### Dataset entries

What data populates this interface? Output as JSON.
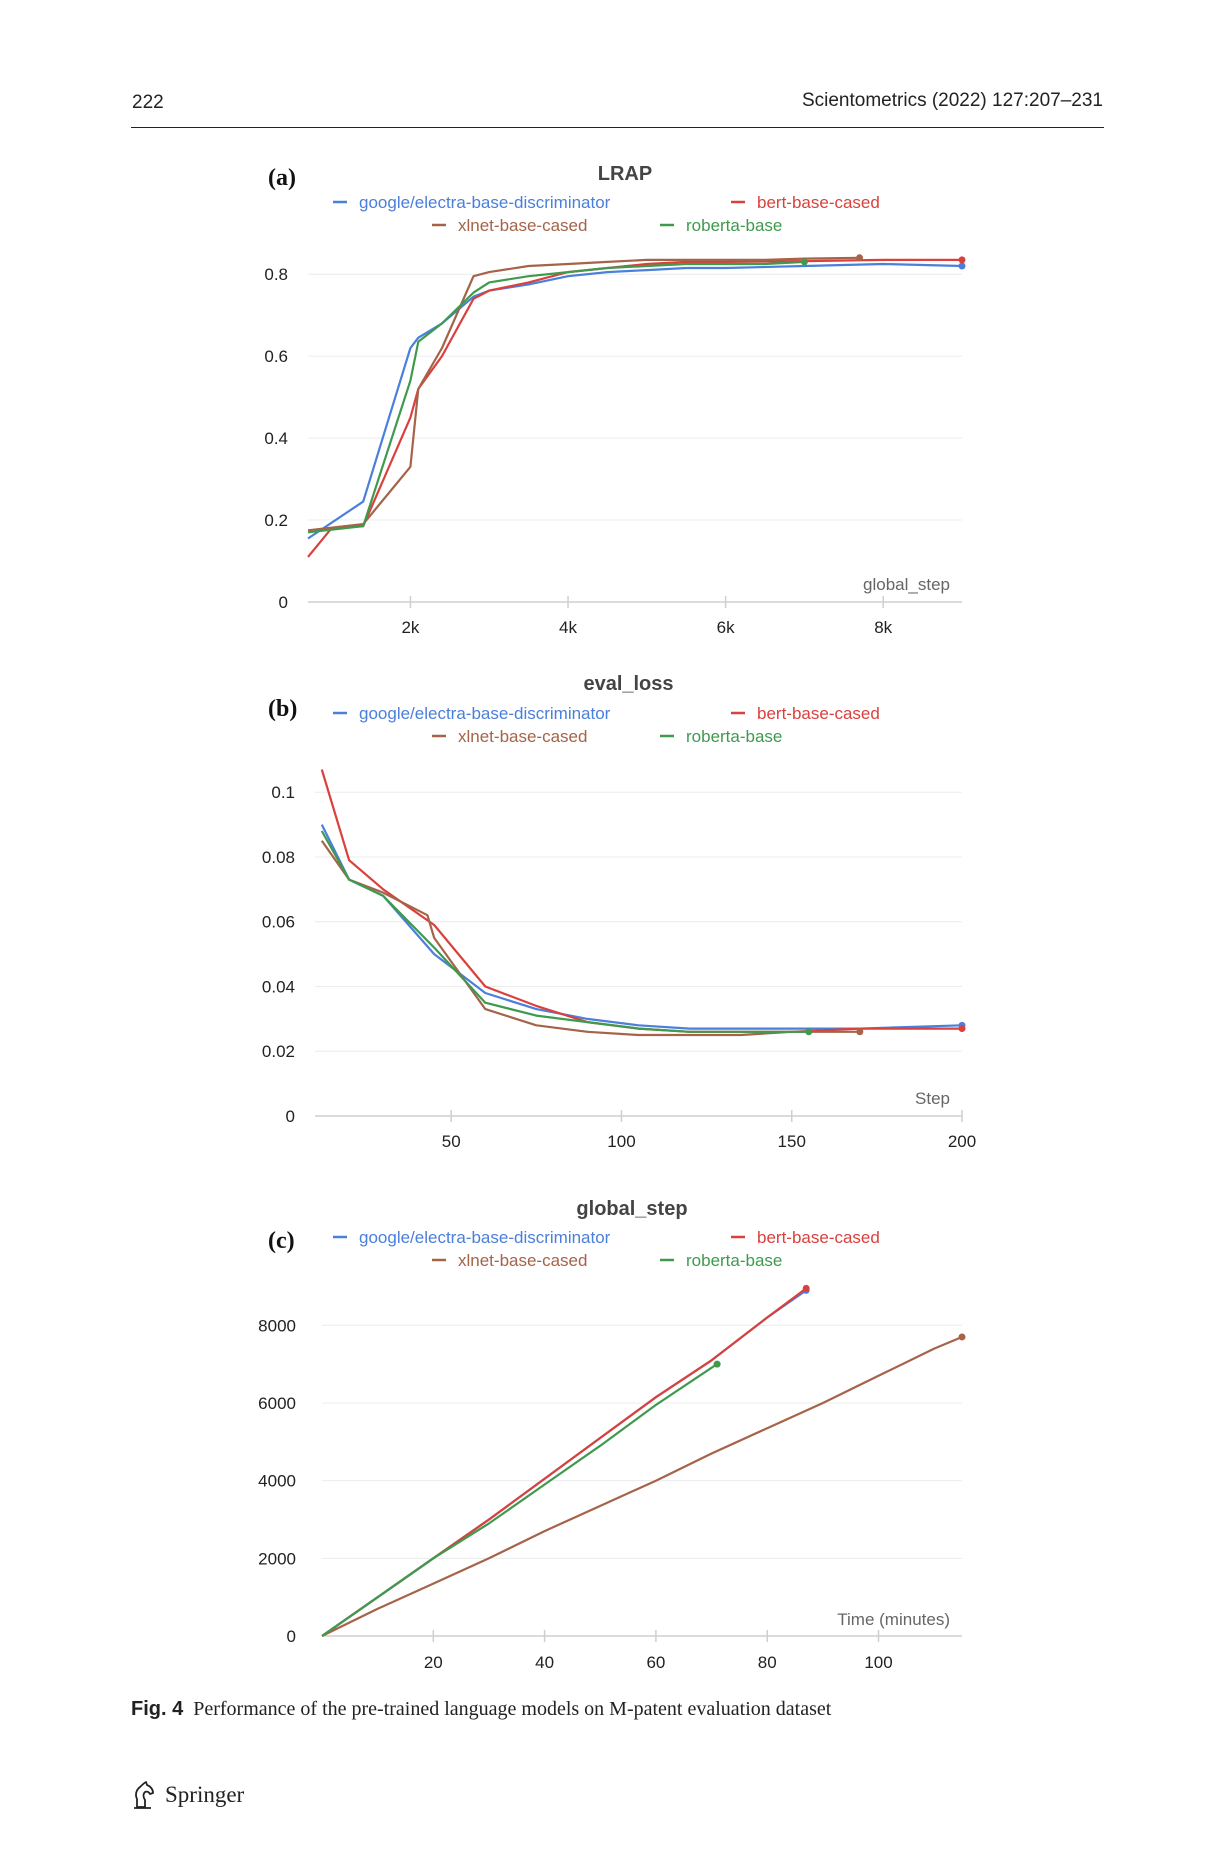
{
  "header": {
    "page_number": "222",
    "journal": "Scientometrics (2022) 127:207–231"
  },
  "caption": {
    "label": "Fig. 4",
    "text": "Performance of the pre-trained language models on M-patent evaluation dataset"
  },
  "footer": {
    "publisher": "Springer"
  },
  "colors": {
    "electra": "#4a7fdb",
    "bert": "#d9413d",
    "xlnet": "#a56349",
    "roberta": "#3f9a4e"
  },
  "chart_data": [
    {
      "panel_label": "(a)",
      "type": "line",
      "title": "LRAP",
      "xlabel": "global_step",
      "ylabel": "",
      "xlim": [
        700,
        9000
      ],
      "ylim": [
        0,
        0.82
      ],
      "xticks": [
        2000,
        4000,
        6000,
        8000
      ],
      "xtick_labels": [
        "2k",
        "4k",
        "6k",
        "8k"
      ],
      "yticks": [
        0,
        0.2,
        0.4,
        0.6,
        0.8
      ],
      "ytick_labels": [
        "0",
        "0.2",
        "0.4",
        "0.6",
        "0.8"
      ],
      "grid": true,
      "legend": "top",
      "series": [
        {
          "name": "google/electra-base-discriminator",
          "color": "#4a7fdb",
          "x": [
            700,
            1400,
            2000,
            2100,
            2400,
            2800,
            3000,
            3500,
            4000,
            4500,
            5000,
            5500,
            6000,
            7000,
            8000,
            9000
          ],
          "y": [
            0.155,
            0.245,
            0.62,
            0.645,
            0.68,
            0.745,
            0.76,
            0.775,
            0.795,
            0.805,
            0.81,
            0.815,
            0.815,
            0.82,
            0.825,
            0.82
          ],
          "end_marker": true
        },
        {
          "name": "bert-base-cased",
          "color": "#d9413d",
          "x": [
            700,
            1000,
            1400,
            2000,
            2100,
            2400,
            2800,
            3000,
            3500,
            4000,
            4500,
            5000,
            5500,
            6000,
            7000,
            8000,
            9000
          ],
          "y": [
            0.11,
            0.18,
            0.185,
            0.45,
            0.52,
            0.6,
            0.74,
            0.76,
            0.78,
            0.805,
            0.815,
            0.825,
            0.83,
            0.83,
            0.832,
            0.835,
            0.835
          ],
          "end_marker": true
        },
        {
          "name": "xlnet-base-cased",
          "color": "#a56349",
          "x": [
            700,
            1400,
            2000,
            2100,
            2400,
            2800,
            3000,
            3500,
            4000,
            4500,
            5000,
            5500,
            6000,
            6500,
            7000,
            7700
          ],
          "y": [
            0.175,
            0.19,
            0.33,
            0.52,
            0.62,
            0.795,
            0.805,
            0.82,
            0.825,
            0.83,
            0.835,
            0.835,
            0.835,
            0.835,
            0.838,
            0.84
          ],
          "end_marker": true
        },
        {
          "name": "roberta-base",
          "color": "#3f9a4e",
          "x": [
            700,
            1400,
            2000,
            2100,
            2400,
            2800,
            3000,
            3500,
            4000,
            4500,
            5000,
            5500,
            6000,
            6500,
            7000
          ],
          "y": [
            0.17,
            0.185,
            0.54,
            0.635,
            0.68,
            0.755,
            0.78,
            0.795,
            0.805,
            0.815,
            0.82,
            0.825,
            0.825,
            0.825,
            0.83
          ],
          "end_marker": true
        }
      ]
    },
    {
      "panel_label": "(b)",
      "type": "line",
      "title": "eval_loss",
      "xlabel": "Step",
      "ylabel": "",
      "xlim": [
        10,
        200
      ],
      "ylim": [
        0,
        0.105
      ],
      "xticks": [
        50,
        100,
        150,
        200
      ],
      "xtick_labels": [
        "50",
        "100",
        "150",
        "200"
      ],
      "yticks": [
        0,
        0.02,
        0.04,
        0.06,
        0.08,
        0.1
      ],
      "ytick_labels": [
        "0",
        "0.02",
        "0.04",
        "0.06",
        "0.08",
        "0.1"
      ],
      "grid": true,
      "legend": "top",
      "series": [
        {
          "name": "google/electra-base-discriminator",
          "color": "#4a7fdb",
          "x": [
            12,
            20,
            30,
            45,
            60,
            75,
            90,
            105,
            120,
            135,
            150,
            170,
            200
          ],
          "y": [
            0.09,
            0.073,
            0.068,
            0.05,
            0.038,
            0.033,
            0.03,
            0.028,
            0.027,
            0.027,
            0.027,
            0.027,
            0.028
          ],
          "end_marker": true
        },
        {
          "name": "bert-base-cased",
          "color": "#d9413d",
          "x": [
            12,
            20,
            30,
            45,
            60,
            75,
            90,
            105,
            120,
            135,
            150,
            170,
            200
          ],
          "y": [
            0.107,
            0.079,
            0.07,
            0.059,
            0.04,
            0.034,
            0.029,
            0.027,
            0.026,
            0.026,
            0.026,
            0.027,
            0.027
          ],
          "end_marker": true
        },
        {
          "name": "xlnet-base-cased",
          "color": "#a56349",
          "x": [
            12,
            20,
            30,
            43,
            45,
            60,
            75,
            90,
            105,
            120,
            135,
            150,
            170
          ],
          "y": [
            0.085,
            0.073,
            0.069,
            0.062,
            0.055,
            0.033,
            0.028,
            0.026,
            0.025,
            0.025,
            0.025,
            0.026,
            0.026
          ],
          "end_marker": true
        },
        {
          "name": "roberta-base",
          "color": "#3f9a4e",
          "x": [
            12,
            20,
            30,
            45,
            60,
            75,
            90,
            105,
            120,
            135,
            155
          ],
          "y": [
            0.088,
            0.073,
            0.068,
            0.052,
            0.035,
            0.031,
            0.029,
            0.027,
            0.026,
            0.026,
            0.026
          ],
          "end_marker": true
        }
      ]
    },
    {
      "panel_label": "(c)",
      "type": "line",
      "title": "global_step",
      "xlabel": "Time (minutes)",
      "ylabel": "",
      "xlim": [
        0,
        115
      ],
      "ylim": [
        0,
        8600
      ],
      "xticks": [
        20,
        40,
        60,
        80,
        100
      ],
      "xtick_labels": [
        "20",
        "40",
        "60",
        "80",
        "100"
      ],
      "yticks": [
        0,
        2000,
        4000,
        6000,
        8000
      ],
      "ytick_labels": [
        "0",
        "2000",
        "4000",
        "6000",
        "8000"
      ],
      "grid": true,
      "legend": "top",
      "series": [
        {
          "name": "google/electra-base-discriminator",
          "color": "#4a7fdb",
          "x": [
            0,
            10,
            20,
            30,
            40,
            50,
            60,
            70,
            80,
            87
          ],
          "y": [
            0,
            1000,
            2000,
            3000,
            4050,
            5100,
            6150,
            7100,
            8200,
            8900
          ],
          "end_marker": true
        },
        {
          "name": "bert-base-cased",
          "color": "#d9413d",
          "x": [
            0,
            10,
            20,
            30,
            40,
            50,
            60,
            70,
            80,
            87
          ],
          "y": [
            0,
            1000,
            2000,
            3000,
            4050,
            5100,
            6150,
            7100,
            8200,
            8950
          ],
          "end_marker": true
        },
        {
          "name": "xlnet-base-cased",
          "color": "#a56349",
          "x": [
            0,
            10,
            20,
            30,
            40,
            50,
            60,
            70,
            80,
            90,
            100,
            110,
            115
          ],
          "y": [
            0,
            700,
            1350,
            2000,
            2700,
            3350,
            4000,
            4700,
            5350,
            6000,
            6700,
            7400,
            7700
          ],
          "end_marker": true
        },
        {
          "name": "roberta-base",
          "color": "#3f9a4e",
          "x": [
            0,
            10,
            20,
            30,
            40,
            50,
            60,
            71
          ],
          "y": [
            0,
            1000,
            2000,
            2900,
            3900,
            4900,
            5950,
            7000
          ],
          "end_marker": true
        }
      ]
    }
  ]
}
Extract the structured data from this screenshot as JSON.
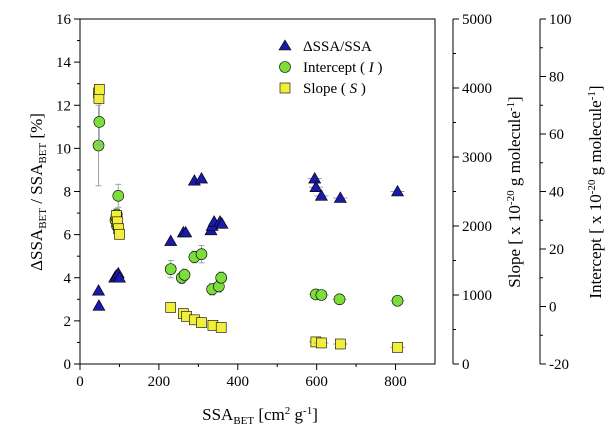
{
  "chart_data": {
    "type": "scatter",
    "title": "",
    "x_axis": {
      "label_main": "SSA",
      "label_sub": "BET",
      "label_unit_1": " [cm",
      "label_unit_sup": "2",
      "label_unit_2": " g",
      "label_unit_sup2": "-1",
      "label_unit_3": "]",
      "min": 0,
      "max": 900,
      "ticks": [
        0,
        200,
        400,
        600,
        800
      ]
    },
    "y_left": {
      "label_main_1": "ΔSSA",
      "label_sub_1": "BET",
      "label_mid": " / SSA",
      "label_sub_2": "BET",
      "label_end": " [%]",
      "min": 0,
      "max": 16,
      "ticks": [
        0,
        2,
        4,
        6,
        8,
        10,
        12,
        14,
        16
      ]
    },
    "y_slope": {
      "label_1": "Slope [ x 10",
      "label_sup": "-20",
      "label_2": " g molecule",
      "label_sup2": "-1",
      "label_3": "]",
      "min": 0,
      "max": 5000,
      "ticks": [
        0,
        1000,
        2000,
        3000,
        4000,
        5000
      ]
    },
    "y_intercept": {
      "label_1": "Intercept [ x 10",
      "label_sup": "-20",
      "label_2": " g molecule",
      "label_sup2": "-1",
      "label_3": "]",
      "min": -20,
      "max": 100,
      "ticks": [
        -20,
        0,
        20,
        40,
        60,
        80,
        100
      ]
    },
    "legend": {
      "placement": "top-right",
      "entries": [
        {
          "key": "dssa",
          "label": "ΔSSA/SSA"
        },
        {
          "key": "intercept",
          "label_pre": "Intercept ( ",
          "label_it": "I",
          "label_post": " )"
        },
        {
          "key": "slope",
          "label_pre": "Slope ( ",
          "label_it": "S",
          "label_post": " )"
        }
      ]
    },
    "series": [
      {
        "key": "dssa",
        "marker": "triangle",
        "color": "#1a1aa6",
        "axis": "left",
        "points": [
          {
            "x": 47,
            "y": 3.4
          },
          {
            "x": 48,
            "y": 2.7
          },
          {
            "x": 88,
            "y": 4.0
          },
          {
            "x": 92,
            "y": 4.1
          },
          {
            "x": 97,
            "y": 4.2
          },
          {
            "x": 100,
            "y": 4.0
          },
          {
            "x": 230,
            "y": 5.7
          },
          {
            "x": 262,
            "y": 6.1
          },
          {
            "x": 268,
            "y": 6.1
          },
          {
            "x": 290,
            "y": 8.5
          },
          {
            "x": 308,
            "y": 8.6
          },
          {
            "x": 332,
            "y": 6.2
          },
          {
            "x": 335,
            "y": 6.4
          },
          {
            "x": 340,
            "y": 6.6
          },
          {
            "x": 355,
            "y": 6.6
          },
          {
            "x": 360,
            "y": 6.5
          },
          {
            "x": 595,
            "y": 8.6
          },
          {
            "x": 598,
            "y": 8.2
          },
          {
            "x": 612,
            "y": 7.8
          },
          {
            "x": 660,
            "y": 7.7
          },
          {
            "x": 805,
            "y": 8.0
          }
        ]
      },
      {
        "key": "intercept",
        "marker": "circle",
        "color": "#7cde3a",
        "axis": "intercept",
        "points": [
          {
            "x": 47,
            "y": 56.0,
            "err": 14
          },
          {
            "x": 49,
            "y": 64.2,
            "err": 8
          },
          {
            "x": 90,
            "y": 30.0,
            "err": 2
          },
          {
            "x": 92,
            "y": 31.0,
            "err": 2.5
          },
          {
            "x": 93,
            "y": 32.0,
            "err": 2
          },
          {
            "x": 94,
            "y": 28.0,
            "err": 2
          },
          {
            "x": 97,
            "y": 38.5,
            "err": 4
          },
          {
            "x": 230,
            "y": 13.0,
            "err": 3
          },
          {
            "x": 258,
            "y": 10.0,
            "err": 2
          },
          {
            "x": 265,
            "y": 11.0,
            "err": 2
          },
          {
            "x": 290,
            "y": 17.2,
            "err": 2
          },
          {
            "x": 308,
            "y": 18.2,
            "err": 3
          },
          {
            "x": 335,
            "y": 6.0,
            "err": 2
          },
          {
            "x": 352,
            "y": 7.0,
            "err": 2
          },
          {
            "x": 358,
            "y": 10.0,
            "err": 2
          },
          {
            "x": 598,
            "y": 4.2,
            "err": 1.5
          },
          {
            "x": 612,
            "y": 4.0,
            "err": 1.5
          },
          {
            "x": 658,
            "y": 2.5,
            "err": 1.5
          },
          {
            "x": 805,
            "y": 2.0,
            "err": 1
          }
        ]
      },
      {
        "key": "slope",
        "marker": "square",
        "color": "#f2ee3c",
        "axis": "slope",
        "points": [
          {
            "x": 47,
            "y": 3930
          },
          {
            "x": 48,
            "y": 3850
          },
          {
            "x": 49,
            "y": 3980
          },
          {
            "x": 92,
            "y": 2150
          },
          {
            "x": 95,
            "y": 2060
          },
          {
            "x": 98,
            "y": 1960
          },
          {
            "x": 100,
            "y": 1880
          },
          {
            "x": 230,
            "y": 820
          },
          {
            "x": 262,
            "y": 730
          },
          {
            "x": 270,
            "y": 690
          },
          {
            "x": 290,
            "y": 640
          },
          {
            "x": 308,
            "y": 600
          },
          {
            "x": 337,
            "y": 560
          },
          {
            "x": 358,
            "y": 530
          },
          {
            "x": 598,
            "y": 320
          },
          {
            "x": 612,
            "y": 305
          },
          {
            "x": 660,
            "y": 290
          },
          {
            "x": 805,
            "y": 240
          }
        ]
      }
    ]
  }
}
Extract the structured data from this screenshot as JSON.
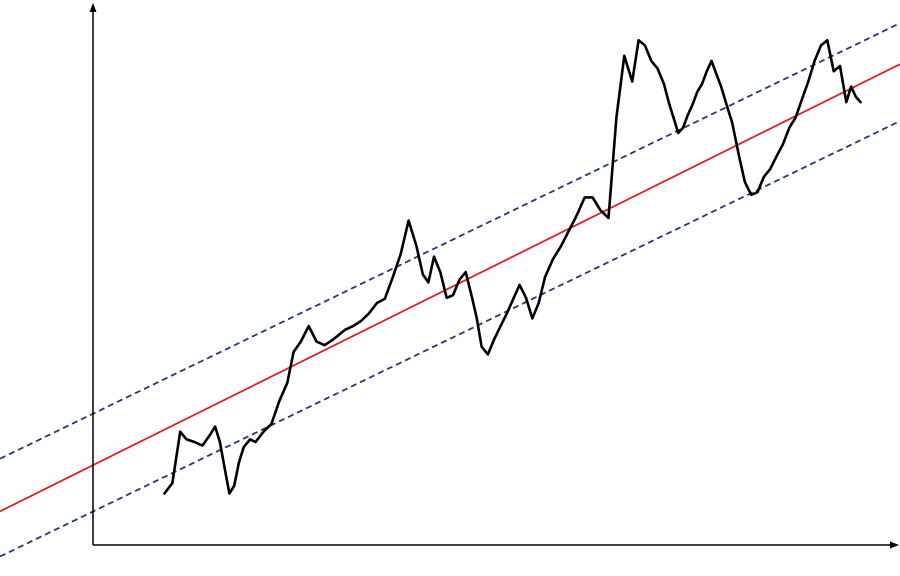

### What is asked
Go through the material and copy out every line with "xlabel" in it.

### Written solution
      "xlabel": "global_step",
      "xlabel": "Step",
      "xlabel": "Time (minutes)",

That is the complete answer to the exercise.